I likely might never have believed it if our friend – just down the way from us, maybe ½ a mile away – hadn’t had a similar experience with her own flock last year. All tolled, I believe she lost a dozen hens to a bobcat. Another friend, just down the street and around the corner mentioned a few months ago they’d spotted a bobcat in their yard, as well.

In the local news there have been quite a few cougar sightings, as well – not that far from where we live.

But to look up on your back porch and see a bobcat making one of your chicks its breakfast?

Crazy!

This evening when I was out in the garden bringing in ingredients for tonight’s salad, I could swear I could smell that distinctive smell that I smelled this morning when I cleaned up the remains of my little Cuckoo Maran. I looked around and thought, “It would never be out in broad daylight!”

Tonight, as we were getting the girls locked up for the night, John spotted a place in the portable fencing that was disrupted – one of the stakes had been pulled out. That’s when he saw it.

The bobcat had apparently – maybe first – maybe later –also grabbed one of my Rhode Island Reds and eaten her nearly down to the bone. It had found a nice cushy place under a big tree in the longer grasses along near the compost pile and made itself quite at home.

Wow.

Needless to say, we’re pretty hypervigilent around here right now. John has closed down the portable fencing and we will keep the girls in just the permanently fenced area of the yard for a few days at least. Now that the spinach has bolted, at least they’ll be getting some greens! That permanent fencing is 6 feet tall, so hopefully will be a deterrent. How much of a deterrent, who is to say? It had obviously been in the run at some point in time – the Rhode Island Reds just don’t get out, they’re so docile and tame and stay in the fencing!

And we’ll refrain from letting them out of the coop until it’s fully light.

And I completely intend to have Pepper have the run of the yard in the mornings before the girls go out. She takes guarding her girls seriously. (Honestly, when I tell her, “Pepper, go get the hawk!” She’ll chase that thing and run so fast, so hard, it nearly looks like she’d thinking she can take flight, too!)

So – here’s hoping that’s the end of the bobcat’s free breakfasts at our house!

Experiments in Flock Management

Each year there are decisions to be made about how to manage the flock of hens.

Said decisions typically include choosing whether or not we’re adding to the flock in the Spring (or Fall); if we are adding to the flock, how many and what breeds we’ll bring in; when to bring them in; and how long they’ll stay sequestered before integrating them into the flock at large. Part of the whole decision making process is deciding which of the hens will be retired. Another part is when transitions will be made – and how. It’s important to not make too many changes or to stress the flock out – it can really affect their health.

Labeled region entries
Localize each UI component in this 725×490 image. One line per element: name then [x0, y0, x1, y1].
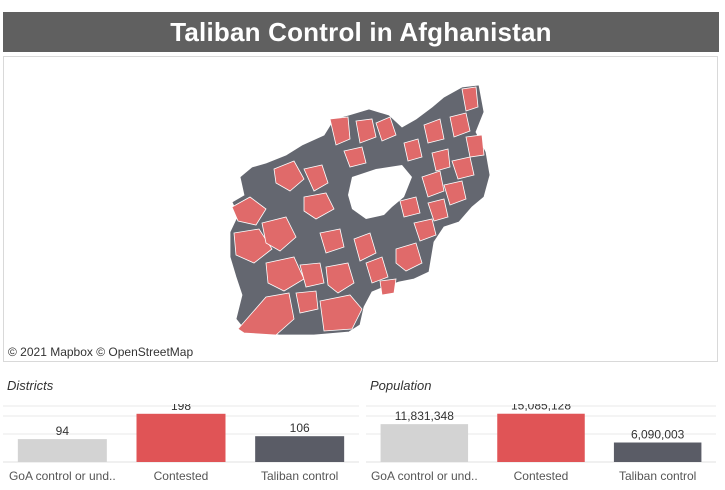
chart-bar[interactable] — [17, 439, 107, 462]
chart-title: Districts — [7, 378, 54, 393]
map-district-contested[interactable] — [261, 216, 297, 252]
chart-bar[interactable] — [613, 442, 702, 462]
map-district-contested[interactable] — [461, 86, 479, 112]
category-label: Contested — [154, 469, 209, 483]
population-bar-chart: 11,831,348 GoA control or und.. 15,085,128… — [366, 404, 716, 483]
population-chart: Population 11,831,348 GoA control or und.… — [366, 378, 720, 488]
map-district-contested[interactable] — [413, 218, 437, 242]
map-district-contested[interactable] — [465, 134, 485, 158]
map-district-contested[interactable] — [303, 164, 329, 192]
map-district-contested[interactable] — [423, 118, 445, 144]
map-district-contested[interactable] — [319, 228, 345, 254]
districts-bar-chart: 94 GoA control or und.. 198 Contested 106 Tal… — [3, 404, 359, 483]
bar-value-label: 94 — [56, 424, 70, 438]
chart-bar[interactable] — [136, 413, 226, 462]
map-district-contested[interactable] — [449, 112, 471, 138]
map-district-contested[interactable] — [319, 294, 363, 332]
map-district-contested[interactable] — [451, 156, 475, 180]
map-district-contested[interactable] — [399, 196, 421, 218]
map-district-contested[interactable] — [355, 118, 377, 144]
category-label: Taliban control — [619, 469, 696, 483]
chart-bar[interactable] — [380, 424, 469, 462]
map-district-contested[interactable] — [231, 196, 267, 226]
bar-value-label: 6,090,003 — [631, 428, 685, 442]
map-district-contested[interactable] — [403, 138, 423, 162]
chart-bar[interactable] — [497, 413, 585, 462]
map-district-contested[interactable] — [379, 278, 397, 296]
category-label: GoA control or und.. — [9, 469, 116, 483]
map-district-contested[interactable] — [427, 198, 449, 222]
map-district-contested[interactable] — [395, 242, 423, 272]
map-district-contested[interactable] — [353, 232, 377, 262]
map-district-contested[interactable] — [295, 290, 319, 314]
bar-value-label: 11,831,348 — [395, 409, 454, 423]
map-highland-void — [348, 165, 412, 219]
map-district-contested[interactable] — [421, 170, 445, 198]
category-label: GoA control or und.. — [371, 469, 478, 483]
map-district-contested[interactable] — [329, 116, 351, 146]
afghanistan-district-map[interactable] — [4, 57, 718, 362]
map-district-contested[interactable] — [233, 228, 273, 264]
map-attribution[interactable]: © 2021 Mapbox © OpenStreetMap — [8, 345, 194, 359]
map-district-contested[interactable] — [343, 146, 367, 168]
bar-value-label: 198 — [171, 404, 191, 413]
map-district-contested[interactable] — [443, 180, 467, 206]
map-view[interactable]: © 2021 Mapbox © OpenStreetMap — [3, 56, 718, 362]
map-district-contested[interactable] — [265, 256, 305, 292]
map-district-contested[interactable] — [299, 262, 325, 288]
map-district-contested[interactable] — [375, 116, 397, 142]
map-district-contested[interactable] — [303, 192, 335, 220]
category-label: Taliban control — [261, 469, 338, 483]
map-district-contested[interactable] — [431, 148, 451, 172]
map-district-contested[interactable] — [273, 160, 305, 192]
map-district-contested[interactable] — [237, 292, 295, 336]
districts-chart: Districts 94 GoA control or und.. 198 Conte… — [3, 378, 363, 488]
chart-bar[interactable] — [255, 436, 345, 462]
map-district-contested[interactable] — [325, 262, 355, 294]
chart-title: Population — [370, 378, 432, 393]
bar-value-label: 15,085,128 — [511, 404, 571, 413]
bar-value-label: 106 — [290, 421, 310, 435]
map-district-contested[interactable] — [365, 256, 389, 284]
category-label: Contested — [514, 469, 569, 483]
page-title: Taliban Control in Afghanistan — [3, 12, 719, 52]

◆ Problem to work on
Revise the bobcat passage, starting with "Tonight, as we" and going on through "quite at home.", with "compost pile" changed to "woodpile".

◆ Correct result
Tonight, as we were getting the girls locked up for the night, John spotted a place in the portable fencing that was disrupted – one of the stakes had been pulled out. That’s when he saw it.

The bobcat had apparently – maybe first – maybe later –also grabbed one of my Rhode Island Reds and eaten her nearly down to the bone. It had found a nice cushy place under a big tree in the longer grasses along near the woodpile and made itself quite at home.